Output every entry exactly as given.

***** The input

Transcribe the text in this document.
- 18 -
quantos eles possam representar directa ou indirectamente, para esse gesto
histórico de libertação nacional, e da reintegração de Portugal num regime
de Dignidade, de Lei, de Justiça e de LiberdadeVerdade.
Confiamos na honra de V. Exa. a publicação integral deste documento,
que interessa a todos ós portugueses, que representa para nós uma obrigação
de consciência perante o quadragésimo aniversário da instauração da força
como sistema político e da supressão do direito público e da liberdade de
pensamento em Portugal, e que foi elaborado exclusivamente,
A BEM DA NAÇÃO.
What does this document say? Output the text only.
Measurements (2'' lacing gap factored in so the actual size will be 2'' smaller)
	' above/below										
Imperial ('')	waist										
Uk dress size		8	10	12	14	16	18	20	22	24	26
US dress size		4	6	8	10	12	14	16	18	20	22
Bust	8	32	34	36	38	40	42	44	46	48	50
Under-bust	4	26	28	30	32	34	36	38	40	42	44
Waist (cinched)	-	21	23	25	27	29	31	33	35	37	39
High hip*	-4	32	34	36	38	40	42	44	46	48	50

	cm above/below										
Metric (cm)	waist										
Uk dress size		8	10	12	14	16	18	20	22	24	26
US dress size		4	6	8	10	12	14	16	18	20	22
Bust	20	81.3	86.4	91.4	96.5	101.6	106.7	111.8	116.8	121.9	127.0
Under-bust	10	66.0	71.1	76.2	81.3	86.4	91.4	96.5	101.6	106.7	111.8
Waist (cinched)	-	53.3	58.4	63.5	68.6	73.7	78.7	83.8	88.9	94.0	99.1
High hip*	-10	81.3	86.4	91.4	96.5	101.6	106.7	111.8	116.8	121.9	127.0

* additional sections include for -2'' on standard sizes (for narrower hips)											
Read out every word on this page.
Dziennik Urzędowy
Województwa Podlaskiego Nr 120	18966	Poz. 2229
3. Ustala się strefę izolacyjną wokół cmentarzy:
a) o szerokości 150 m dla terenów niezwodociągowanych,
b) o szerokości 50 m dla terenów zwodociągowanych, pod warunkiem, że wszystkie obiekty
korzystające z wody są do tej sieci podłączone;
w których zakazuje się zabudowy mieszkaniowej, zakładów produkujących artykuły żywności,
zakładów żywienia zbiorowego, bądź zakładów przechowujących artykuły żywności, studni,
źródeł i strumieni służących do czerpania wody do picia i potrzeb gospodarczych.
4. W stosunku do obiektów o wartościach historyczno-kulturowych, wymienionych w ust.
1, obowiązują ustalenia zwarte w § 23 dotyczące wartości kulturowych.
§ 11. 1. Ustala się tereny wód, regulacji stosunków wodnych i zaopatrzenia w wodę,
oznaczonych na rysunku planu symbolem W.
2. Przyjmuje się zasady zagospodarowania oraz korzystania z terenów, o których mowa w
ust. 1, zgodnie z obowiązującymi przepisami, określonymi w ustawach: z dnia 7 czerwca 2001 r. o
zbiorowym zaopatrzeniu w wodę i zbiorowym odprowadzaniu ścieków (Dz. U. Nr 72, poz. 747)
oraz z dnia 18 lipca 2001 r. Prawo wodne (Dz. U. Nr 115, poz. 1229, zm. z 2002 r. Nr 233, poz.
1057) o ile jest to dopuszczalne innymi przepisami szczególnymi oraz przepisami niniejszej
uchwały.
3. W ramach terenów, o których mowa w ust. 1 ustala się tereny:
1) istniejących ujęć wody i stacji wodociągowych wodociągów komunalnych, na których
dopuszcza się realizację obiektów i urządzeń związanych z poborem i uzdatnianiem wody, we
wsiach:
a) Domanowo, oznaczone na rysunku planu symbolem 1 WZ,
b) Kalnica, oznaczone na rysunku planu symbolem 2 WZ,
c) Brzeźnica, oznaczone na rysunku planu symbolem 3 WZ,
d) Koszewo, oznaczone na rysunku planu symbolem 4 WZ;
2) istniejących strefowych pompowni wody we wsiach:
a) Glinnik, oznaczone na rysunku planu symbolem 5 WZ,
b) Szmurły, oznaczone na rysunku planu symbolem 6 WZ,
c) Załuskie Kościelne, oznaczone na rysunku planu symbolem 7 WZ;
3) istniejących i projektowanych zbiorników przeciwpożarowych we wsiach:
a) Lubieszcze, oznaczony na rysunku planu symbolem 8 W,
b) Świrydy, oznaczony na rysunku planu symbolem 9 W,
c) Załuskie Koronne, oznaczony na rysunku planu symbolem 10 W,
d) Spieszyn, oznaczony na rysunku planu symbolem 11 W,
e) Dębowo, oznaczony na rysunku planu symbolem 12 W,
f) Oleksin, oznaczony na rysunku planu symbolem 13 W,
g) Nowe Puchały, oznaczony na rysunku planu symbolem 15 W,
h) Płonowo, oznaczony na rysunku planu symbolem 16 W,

**********

■ Answer to this task
Transcribe the text in this document.
- 18 -
quantos eles possam representar directa ou indirectamente, para esse gesto
histórico de libertação nacional, e da reintegração de Portugal num regime
de Dignidade, de Lei, de Justiça e de LiberdadeVerdade.
Confiamos na honra de V. Exa. a publicação integral deste documento,
que interessa a todos ós portugueses, que representa para nós uma obrigação
de consciência perante o quadragésimo aniversário da instauração da força
como sistema político e da supressão do direito público e da liberdade de
pensamento em Portugal, e que foi elaborado exclusivamente,
A BEM DA NAÇÃO.
What does this document say? Output the text only.
Measurements (2'' lacing gap factored in so the actual size will be 2'' smaller)
	' above/below										
Imperial ('')	waist										
Uk dress size		8	10	12	14	16	18	20	22	24	26
US dress size		4	6	8	10	12	14	16	18	20	22
Bust	8	32	34	36	38	40	42	44	46	48	50
Under-bust	4	26	28	30	32	34	36	38	40	42	44
Waist (cinched)	-	21	23	25	27	29	31	33	35	37	39
High hip*	-4	32	34	36	38	40	42	44	46	48	50

	cm above/below										
Metric (cm)	waist										
Uk dress size		8	10	12	14	16	18	20	22	24	26
US dress size		4	6	8	10	12	14	16	18	20	22
Bust	20	81.3	86.4	91.4	96.5	101.6	106.7	111.8	116.8	121.9	127.0
Under-bust	10	66.0	71.1	76.2	81.3	86.4	91.4	96.5	101.6	106.7	111.8
Waist (cinched)	-	53.3	58.4	63.5	68.6	73.7	78.7	83.8	88.9	94.0	99.1
High hip*	-10	81.3	86.4	91.4	96.5	101.6	106.7	111.8	116.8	121.9	127.0

* additional sections include for -2'' on standard sizes (for narrower hips)											
Read out every word on this page.
Dziennik Urzędowy
Województwa Podlaskiego Nr 120	18966	Poz. 2229
3. Ustala się strefę izolacyjną wokół cmentarzy:
a) o szerokości 150 m dla terenów niezwodociągowanych,
b) o szerokości 50 m dla terenów zwodociągowanych, pod warunkiem, że wszystkie obiekty
korzystające z wody są do tej sieci podłączone;
w których zakazuje się zabudowy mieszkaniowej, zakładów produkujących artykuły żywności,
zakładów żywienia zbiorowego, bądź zakładów przechowujących artykuły żywności, studni,
źródeł i strumieni służących do czerpania wody do picia i potrzeb gospodarczych.
4. W stosunku do obiektów o wartościach historyczno-kulturowych, wymienionych w ust.
1, obowiązują ustalenia zwarte w § 23 dotyczące wartości kulturowych.
§ 11. 1. Ustala się tereny wód, regulacji stosunków wodnych i zaopatrzenia w wodę,
oznaczonych na rysunku planu symbolem W.
2. Przyjmuje się zasady zagospodarowania oraz korzystania z terenów, o których mowa w
ust. 1, zgodnie z obowiązującymi przepisami, określonymi w ustawach: z dnia 7 czerwca 2001 r. o
zbiorowym zaopatrzeniu w wodę i zbiorowym odprowadzaniu ścieków (Dz. U. Nr 72, poz. 747)
oraz z dnia 18 lipca 2001 r. Prawo wodne (Dz. U. Nr 115, poz. 1229, zm. z 2002 r. Nr 233, poz.
1057) o ile jest to dopuszczalne innymi przepisami szczególnymi oraz przepisami niniejszej
uchwały.
3. W ramach terenów, o których mowa w ust. 1 ustala się tereny:
1) istniejących ujęć wody i stacji wodociągowych wodociągów komunalnych, na których
dopuszcza się realizację obiektów i urządzeń związanych z poborem i uzdatnianiem wody, we
wsiach:
a) Domanowo, oznaczone na rysunku planu symbolem 1 WZ,
b) Kalnica, oznaczone na rysunku planu symbolem 2 WZ,
c) Brzeźnica, oznaczone na rysunku planu symbolem 3 WZ,
d) Koszewo, oznaczone na rysunku planu symbolem 4 WZ;
2) istniejących strefowych pompowni wody we wsiach:
a) Glinnik, oznaczone na rysunku planu symbolem 5 WZ,
b) Szmurły, oznaczone na rysunku planu symbolem 6 WZ,
c) Załuskie Kościelne, oznaczone na rysunku planu symbolem 7 WZ;
3) istniejących i projektowanych zbiorników przeciwpożarowych we wsiach:
a) Lubieszcze, oznaczony na rysunku planu symbolem 8 W,
b) Świrydy, oznaczony na rysunku planu symbolem 9 W,
c) Załuskie Koronne, oznaczony na rysunku planu symbolem 10 W,
d) Spieszyn, oznaczony na rysunku planu symbolem 11 W,
e) Dębowo, oznaczony na rysunku planu symbolem 12 W,
f) Oleksin, oznaczony na rysunku planu symbolem 13 W,
g) Nowe Puchały, oznaczony na rysunku planu symbolem 15 W,
h) Płonowo, oznaczony na rysunku planu symbolem 16 W,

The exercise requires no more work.